- [Records]
Start

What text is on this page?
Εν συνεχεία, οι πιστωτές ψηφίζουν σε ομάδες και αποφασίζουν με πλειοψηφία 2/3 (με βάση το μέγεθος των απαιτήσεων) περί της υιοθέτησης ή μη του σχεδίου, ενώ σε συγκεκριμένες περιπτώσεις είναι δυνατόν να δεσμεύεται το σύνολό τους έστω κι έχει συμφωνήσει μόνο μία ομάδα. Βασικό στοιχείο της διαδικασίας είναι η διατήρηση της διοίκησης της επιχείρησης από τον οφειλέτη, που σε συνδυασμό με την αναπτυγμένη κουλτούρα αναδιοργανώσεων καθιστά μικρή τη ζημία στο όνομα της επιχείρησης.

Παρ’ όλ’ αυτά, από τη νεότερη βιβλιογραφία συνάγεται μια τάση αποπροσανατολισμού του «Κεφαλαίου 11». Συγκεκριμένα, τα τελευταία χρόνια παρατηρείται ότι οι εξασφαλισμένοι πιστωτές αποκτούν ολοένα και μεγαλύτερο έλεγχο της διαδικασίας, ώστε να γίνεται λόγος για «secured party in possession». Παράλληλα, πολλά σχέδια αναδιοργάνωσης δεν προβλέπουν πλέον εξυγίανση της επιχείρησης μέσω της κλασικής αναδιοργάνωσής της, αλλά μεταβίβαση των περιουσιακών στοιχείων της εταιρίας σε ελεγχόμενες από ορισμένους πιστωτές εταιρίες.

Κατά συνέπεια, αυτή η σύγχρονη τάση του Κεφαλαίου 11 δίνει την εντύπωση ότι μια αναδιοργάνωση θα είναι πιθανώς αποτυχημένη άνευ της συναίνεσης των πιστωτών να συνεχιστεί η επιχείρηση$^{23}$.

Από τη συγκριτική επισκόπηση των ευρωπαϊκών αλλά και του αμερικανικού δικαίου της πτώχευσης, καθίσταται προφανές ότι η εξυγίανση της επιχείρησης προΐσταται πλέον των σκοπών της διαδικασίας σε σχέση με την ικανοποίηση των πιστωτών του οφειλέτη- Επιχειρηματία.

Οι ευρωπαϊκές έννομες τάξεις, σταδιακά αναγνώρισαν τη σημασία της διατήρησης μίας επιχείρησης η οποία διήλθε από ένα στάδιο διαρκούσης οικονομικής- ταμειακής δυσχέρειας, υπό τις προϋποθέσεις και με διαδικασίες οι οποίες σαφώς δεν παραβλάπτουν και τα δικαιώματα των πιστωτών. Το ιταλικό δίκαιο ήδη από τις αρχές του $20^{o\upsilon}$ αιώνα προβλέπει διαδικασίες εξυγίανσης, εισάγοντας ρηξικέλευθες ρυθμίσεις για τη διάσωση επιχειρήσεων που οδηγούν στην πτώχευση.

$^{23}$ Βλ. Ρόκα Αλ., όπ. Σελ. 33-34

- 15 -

End

- [What you have to do] Copy out each line exactly as written.

- [Answer to the exercise]
What text is on this page?
Εν συνεχεία, οι πιστωτές ψηφίζουν σε ομάδες και αποφασίζουν με πλειοψηφία 2/3 (με βάση το μέγεθος των απαιτήσεων) περί της υιοθέτησης ή μη του σχεδίου, ενώ σε συγκεκριμένες περιπτώσεις είναι δυνατόν να δεσμεύεται το σύνολό τους έστω κι έχει συμφωνήσει μόνο μία ομάδα. Βασικό στοιχείο της διαδικασίας είναι η διατήρηση της διοίκησης της επιχείρησης από τον οφειλέτη, που σε συνδυασμό με την αναπτυγμένη κουλτούρα αναδιοργανώσεων καθιστά μικρή τη ζημία στο όνομα της επιχείρησης.

Παρ’ όλ’ αυτά, από τη νεότερη βιβλιογραφία συνάγεται μια τάση αποπροσανατολισμού του «Κεφαλαίου 11». Συγκεκριμένα, τα τελευταία χρόνια παρατηρείται ότι οι εξασφαλισμένοι πιστωτές αποκτούν ολοένα και μεγαλύτερο έλεγχο της διαδικασίας, ώστε να γίνεται λόγος για «secured party in possession». Παράλληλα, πολλά σχέδια αναδιοργάνωσης δεν προβλέπουν πλέον εξυγίανση της επιχείρησης μέσω της κλασικής αναδιοργάνωσής της, αλλά μεταβίβαση των περιουσιακών στοιχείων της εταιρίας σε ελεγχόμενες από ορισμένους πιστωτές εταιρίες.

Κατά συνέπεια, αυτή η σύγχρονη τάση του Κεφαλαίου 11 δίνει την εντύπωση ότι μια αναδιοργάνωση θα είναι πιθανώς αποτυχημένη άνευ της συναίνεσης των πιστωτών να συνεχιστεί η επιχείρηση$^{23}$.

Από τη συγκριτική επισκόπηση των ευρωπαϊκών αλλά και του αμερικανικού δικαίου της πτώχευσης, καθίσταται προφανές ότι η εξυγίανση της επιχείρησης προΐσταται πλέον των σκοπών της διαδικασίας σε σχέση με την ικανοποίηση των πιστωτών του οφειλέτη- Επιχειρηματία.

Οι ευρωπαϊκές έννομες τάξεις, σταδιακά αναγνώρισαν τη σημασία της διατήρησης μίας επιχείρησης η οποία διήλθε από ένα στάδιο διαρκούσης οικονομικής- ταμειακής δυσχέρειας, υπό τις προϋποθέσεις και με διαδικασίες οι οποίες σαφώς δεν παραβλάπτουν και τα δικαιώματα των πιστωτών. Το ιταλικό δίκαιο ήδη από τις αρχές του $20^{o\upsilon}$ αιώνα προβλέπει διαδικασίες εξυγίανσης, εισάγοντας ρηξικέλευθες ρυθμίσεις για τη διάσωση επιχειρήσεων που οδηγούν στην πτώχευση.

$^{23}$ Βλ. Ρόκα Αλ., όπ. Σελ. 33-34

- 15 -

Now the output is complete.